TASK OBJECTIVE: Leave out every picture, then transcribe the rest of the listing exactly.

Extracted records:
__________________________________________________
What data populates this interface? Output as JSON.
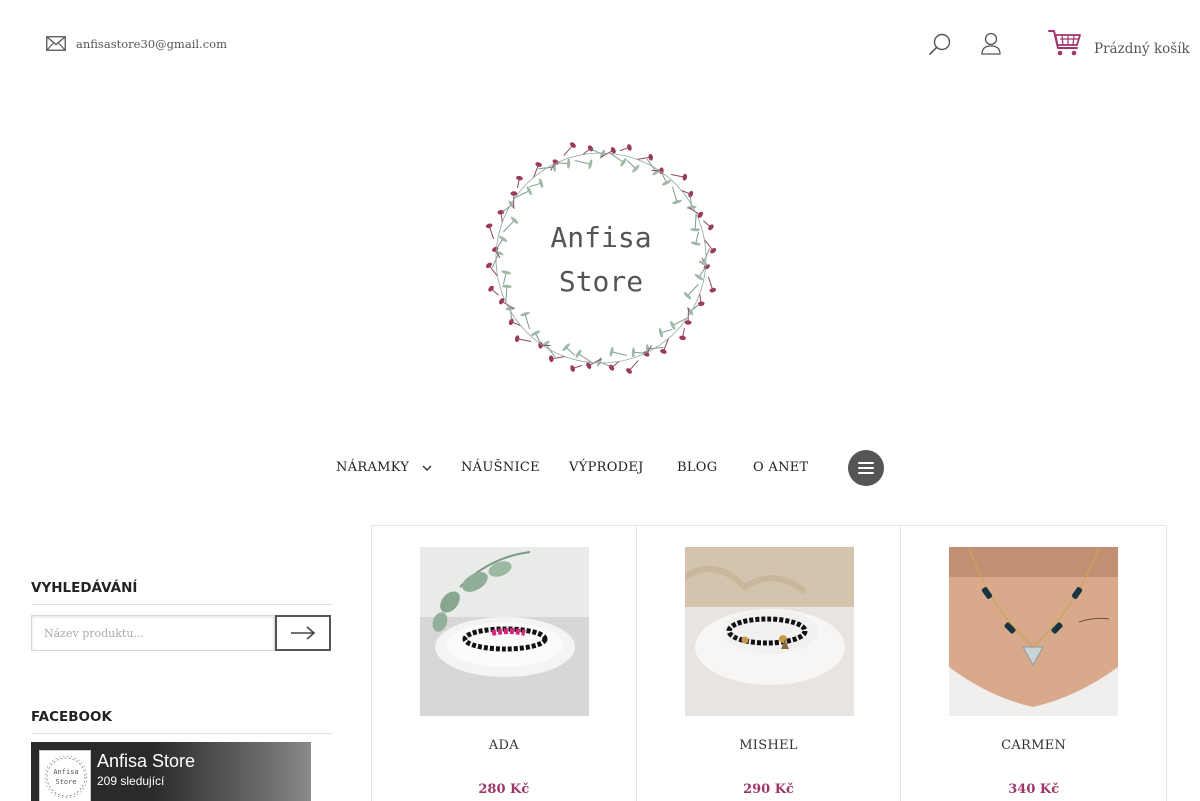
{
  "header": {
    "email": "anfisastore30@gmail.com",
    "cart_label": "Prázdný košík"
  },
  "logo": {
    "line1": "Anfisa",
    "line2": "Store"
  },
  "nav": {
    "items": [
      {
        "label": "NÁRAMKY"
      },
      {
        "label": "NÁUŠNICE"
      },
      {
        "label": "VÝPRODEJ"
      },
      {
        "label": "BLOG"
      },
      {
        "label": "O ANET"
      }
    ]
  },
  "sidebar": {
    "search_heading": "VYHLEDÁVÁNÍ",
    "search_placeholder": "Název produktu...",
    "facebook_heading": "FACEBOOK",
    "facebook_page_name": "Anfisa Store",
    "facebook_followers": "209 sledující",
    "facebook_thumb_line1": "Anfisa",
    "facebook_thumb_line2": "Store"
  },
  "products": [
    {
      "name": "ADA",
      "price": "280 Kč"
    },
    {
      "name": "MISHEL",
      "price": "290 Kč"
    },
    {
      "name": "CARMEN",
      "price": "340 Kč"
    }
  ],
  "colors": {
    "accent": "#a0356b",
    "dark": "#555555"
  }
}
__________________________________________________
EXERCISE RESULT:
What data populates this interface? Output as JSON.
{
  "header": {
    "email": "anfisastore30@gmail.com",
    "cart_label": "Prázdný košík"
  },
  "logo": {
    "line1": "Anfisa",
    "line2": "Store"
  },
  "nav": {
    "items": [
      {
        "label": "NÁRAMKY"
      },
      {
        "label": "NÁUŠNICE"
      },
      {
        "label": "VÝPRODEJ"
      },
      {
        "label": "BLOG"
      },
      {
        "label": "O ANET"
      }
    ]
  },
  "sidebar": {
    "search_heading": "VYHLEDÁVÁNÍ",
    "search_placeholder": "Název produktu...",
    "facebook_heading": "FACEBOOK",
    "facebook_page_name": "Anfisa Store",
    "facebook_followers": "209 sledující",
    "facebook_thumb_line1": "Anfisa",
    "facebook_thumb_line2": "Store"
  },
  "products": [
    {
      "name": "ADA",
      "price": "280 Kč"
    },
    {
      "name": "MISHEL",
      "price": "290 Kč"
    },
    {
      "name": "CARMEN",
      "price": "340 Kč"
    }
  ],
  "colors": {
    "accent": "#a0356b",
    "dark": "#555555"
  }
}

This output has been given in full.